DATASET CONTENT:

* * * * * * * * *

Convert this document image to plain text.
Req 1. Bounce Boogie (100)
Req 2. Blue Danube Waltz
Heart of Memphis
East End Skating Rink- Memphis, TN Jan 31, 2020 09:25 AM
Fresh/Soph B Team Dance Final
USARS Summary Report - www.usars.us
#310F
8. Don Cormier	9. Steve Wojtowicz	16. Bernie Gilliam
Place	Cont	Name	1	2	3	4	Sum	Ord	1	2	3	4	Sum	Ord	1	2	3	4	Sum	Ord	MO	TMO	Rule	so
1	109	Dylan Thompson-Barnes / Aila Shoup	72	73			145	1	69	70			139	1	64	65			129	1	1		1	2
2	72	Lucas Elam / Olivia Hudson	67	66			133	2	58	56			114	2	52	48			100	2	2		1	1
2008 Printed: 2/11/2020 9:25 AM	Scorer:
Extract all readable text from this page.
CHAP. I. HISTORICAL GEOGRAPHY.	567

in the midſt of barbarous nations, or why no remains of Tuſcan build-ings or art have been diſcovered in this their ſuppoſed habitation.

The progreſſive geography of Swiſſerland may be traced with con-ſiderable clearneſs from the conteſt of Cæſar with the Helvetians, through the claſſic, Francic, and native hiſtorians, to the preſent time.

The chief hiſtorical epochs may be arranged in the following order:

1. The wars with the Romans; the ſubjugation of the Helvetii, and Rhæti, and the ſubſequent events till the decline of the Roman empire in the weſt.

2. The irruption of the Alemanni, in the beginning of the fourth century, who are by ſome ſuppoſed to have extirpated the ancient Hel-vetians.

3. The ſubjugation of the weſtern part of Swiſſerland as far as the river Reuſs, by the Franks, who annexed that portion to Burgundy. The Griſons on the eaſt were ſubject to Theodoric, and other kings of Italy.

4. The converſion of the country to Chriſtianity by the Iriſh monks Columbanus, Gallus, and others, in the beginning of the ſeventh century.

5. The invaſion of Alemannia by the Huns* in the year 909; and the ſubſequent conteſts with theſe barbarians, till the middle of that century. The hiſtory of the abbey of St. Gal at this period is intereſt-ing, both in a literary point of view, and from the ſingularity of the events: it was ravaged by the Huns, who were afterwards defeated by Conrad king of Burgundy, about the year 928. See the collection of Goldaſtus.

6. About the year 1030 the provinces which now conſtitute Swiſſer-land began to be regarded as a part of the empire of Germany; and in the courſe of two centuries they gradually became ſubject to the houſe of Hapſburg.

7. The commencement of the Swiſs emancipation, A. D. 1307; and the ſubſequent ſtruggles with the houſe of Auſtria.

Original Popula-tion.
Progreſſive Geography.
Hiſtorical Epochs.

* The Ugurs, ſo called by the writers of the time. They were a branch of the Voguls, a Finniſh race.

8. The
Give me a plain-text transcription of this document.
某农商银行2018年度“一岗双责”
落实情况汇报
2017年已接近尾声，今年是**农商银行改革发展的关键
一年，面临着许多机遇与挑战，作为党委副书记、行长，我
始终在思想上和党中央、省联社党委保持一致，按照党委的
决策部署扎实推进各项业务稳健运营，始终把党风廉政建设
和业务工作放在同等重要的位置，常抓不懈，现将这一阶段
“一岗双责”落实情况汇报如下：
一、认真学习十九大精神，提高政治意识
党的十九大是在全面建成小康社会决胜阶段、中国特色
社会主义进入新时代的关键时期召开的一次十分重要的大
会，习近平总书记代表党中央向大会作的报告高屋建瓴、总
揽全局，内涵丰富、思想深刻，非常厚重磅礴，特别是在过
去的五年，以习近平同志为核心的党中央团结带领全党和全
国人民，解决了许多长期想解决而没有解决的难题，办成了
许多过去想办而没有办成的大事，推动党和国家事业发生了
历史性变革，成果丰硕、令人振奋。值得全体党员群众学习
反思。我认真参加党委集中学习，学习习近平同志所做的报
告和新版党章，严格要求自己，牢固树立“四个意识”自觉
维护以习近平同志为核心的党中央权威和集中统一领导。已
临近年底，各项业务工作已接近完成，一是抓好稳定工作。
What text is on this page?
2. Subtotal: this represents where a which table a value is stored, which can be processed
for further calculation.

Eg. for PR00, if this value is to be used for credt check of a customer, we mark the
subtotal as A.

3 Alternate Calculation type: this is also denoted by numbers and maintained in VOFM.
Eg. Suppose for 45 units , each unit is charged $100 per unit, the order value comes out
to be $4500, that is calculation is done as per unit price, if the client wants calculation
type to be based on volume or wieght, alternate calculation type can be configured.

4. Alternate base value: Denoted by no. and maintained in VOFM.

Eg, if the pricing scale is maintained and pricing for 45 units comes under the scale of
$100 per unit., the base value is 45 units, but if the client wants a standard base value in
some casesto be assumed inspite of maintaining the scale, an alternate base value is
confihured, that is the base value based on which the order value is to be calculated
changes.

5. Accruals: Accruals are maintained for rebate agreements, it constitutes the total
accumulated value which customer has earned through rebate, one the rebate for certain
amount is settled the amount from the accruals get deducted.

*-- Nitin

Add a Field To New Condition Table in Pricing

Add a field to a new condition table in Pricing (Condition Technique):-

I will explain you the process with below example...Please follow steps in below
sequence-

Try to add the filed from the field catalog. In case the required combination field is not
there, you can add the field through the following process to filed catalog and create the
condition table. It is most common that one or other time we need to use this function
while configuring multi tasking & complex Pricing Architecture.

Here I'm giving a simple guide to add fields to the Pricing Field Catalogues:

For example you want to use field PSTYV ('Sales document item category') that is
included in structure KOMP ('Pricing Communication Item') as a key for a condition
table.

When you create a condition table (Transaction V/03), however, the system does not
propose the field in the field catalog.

* * * * * * * * *

Reproduce the records in full, exactly as written.

Convert this document image to plain text.
Req 1. Bounce Boogie (100)
Req 2. Blue Danube Waltz
Heart of Memphis
East End Skating Rink- Memphis, TN Jan 31, 2020 09:25 AM
Fresh/Soph B Team Dance Final
USARS Summary Report - www.usars.us
#310F
8. Don Cormier	9. Steve Wojtowicz	16. Bernie Gilliam
Place	Cont	Name	1	2	3	4	Sum	Ord	1	2	3	4	Sum	Ord	1	2	3	4	Sum	Ord	MO	TMO	Rule	so
1	109	Dylan Thompson-Barnes / Aila Shoup	72	73			145	1	69	70			139	1	64	65			129	1	1		1	2
2	72	Lucas Elam / Olivia Hudson	67	66			133	2	58	56			114	2	52	48			100	2	2		1	1
2008 Printed: 2/11/2020 9:25 AM	Scorer:
Extract all readable text from this page.
CHAP. I. HISTORICAL GEOGRAPHY.	567

in the midſt of barbarous nations, or why no remains of Tuſcan build-ings or art have been diſcovered in this their ſuppoſed habitation.

The progreſſive geography of Swiſſerland may be traced with con-ſiderable clearneſs from the conteſt of Cæſar with the Helvetians, through the claſſic, Francic, and native hiſtorians, to the preſent time.

The chief hiſtorical epochs may be arranged in the following order:

1. The wars with the Romans; the ſubjugation of the Helvetii, and Rhæti, and the ſubſequent events till the decline of the Roman empire in the weſt.

2. The irruption of the Alemanni, in the beginning of the fourth century, who are by ſome ſuppoſed to have extirpated the ancient Hel-vetians.

3. The ſubjugation of the weſtern part of Swiſſerland as far as the river Reuſs, by the Franks, who annexed that portion to Burgundy. The Griſons on the eaſt were ſubject to Theodoric, and other kings of Italy.

4. The converſion of the country to Chriſtianity by the Iriſh monks Columbanus, Gallus, and others, in the beginning of the ſeventh century.

5. The invaſion of Alemannia by the Huns* in the year 909; and the ſubſequent conteſts with theſe barbarians, till the middle of that century. The hiſtory of the abbey of St. Gal at this period is intereſt-ing, both in a literary point of view, and from the ſingularity of the events: it was ravaged by the Huns, who were afterwards defeated by Conrad king of Burgundy, about the year 928. See the collection of Goldaſtus.

6. About the year 1030 the provinces which now conſtitute Swiſſer-land began to be regarded as a part of the empire of Germany; and in the courſe of two centuries they gradually became ſubject to the houſe of Hapſburg.

7. The commencement of the Swiſs emancipation, A. D. 1307; and the ſubſequent ſtruggles with the houſe of Auſtria.

Original Popula-tion.
Progreſſive Geography.
Hiſtorical Epochs.

* The Ugurs, ſo called by the writers of the time. They were a branch of the Voguls, a Finniſh race.

8. The
Give me a plain-text transcription of this document.
某农商银行2018年度“一岗双责”
落实情况汇报
2017年已接近尾声，今年是**农商银行改革发展的关键
一年，面临着许多机遇与挑战，作为党委副书记、行长，我
始终在思想上和党中央、省联社党委保持一致，按照党委的
决策部署扎实推进各项业务稳健运营，始终把党风廉政建设
和业务工作放在同等重要的位置，常抓不懈，现将这一阶段
“一岗双责”落实情况汇报如下：
一、认真学习十九大精神，提高政治意识
党的十九大是在全面建成小康社会决胜阶段、中国特色
社会主义进入新时代的关键时期召开的一次十分重要的大
会，习近平总书记代表党中央向大会作的报告高屋建瓴、总
揽全局，内涵丰富、思想深刻，非常厚重磅礴，特别是在过
去的五年，以习近平同志为核心的党中央团结带领全党和全
国人民，解决了许多长期想解决而没有解决的难题，办成了
许多过去想办而没有办成的大事，推动党和国家事业发生了
历史性变革，成果丰硕、令人振奋。值得全体党员群众学习
反思。我认真参加党委集中学习，学习习近平同志所做的报
告和新版党章，严格要求自己，牢固树立“四个意识”自觉
维护以习近平同志为核心的党中央权威和集中统一领导。已
临近年底，各项业务工作已接近完成，一是抓好稳定工作。
What text is on this page?
2. Subtotal: this represents where a which table a value is stored, which can be processed
for further calculation.

Eg. for PR00, if this value is to be used for credt check of a customer, we mark the
subtotal as A.

3 Alternate Calculation type: this is also denoted by numbers and maintained in VOFM.
Eg. Suppose for 45 units , each unit is charged $100 per unit, the order value comes out
to be $4500, that is calculation is done as per unit price, if the client wants calculation
type to be based on volume or wieght, alternate calculation type can be configured.

4. Alternate base value: Denoted by no. and maintained in VOFM.

Eg, if the pricing scale is maintained and pricing for 45 units comes under the scale of
$100 per unit., the base value is 45 units, but if the client wants a standard base value in
some casesto be assumed inspite of maintaining the scale, an alternate base value is
confihured, that is the base value based on which the order value is to be calculated
changes.

5. Accruals: Accruals are maintained for rebate agreements, it constitutes the total
accumulated value which customer has earned through rebate, one the rebate for certain
amount is settled the amount from the accruals get deducted.

*-- Nitin

Add a Field To New Condition Table in Pricing

Add a field to a new condition table in Pricing (Condition Technique):-

I will explain you the process with below example...Please follow steps in below
sequence-

Try to add the filed from the field catalog. In case the required combination field is not
there, you can add the field through the following process to filed catalog and create the
condition table. It is most common that one or other time we need to use this function
while configuring multi tasking & complex Pricing Architecture.

Here I'm giving a simple guide to add fields to the Pricing Field Catalogues:

For example you want to use field PSTYV ('Sales document item category') that is
included in structure KOMP ('Pricing Communication Item') as a key for a condition
table.

When you create a condition table (Transaction V/03), however, the system does not
propose the field in the field catalog.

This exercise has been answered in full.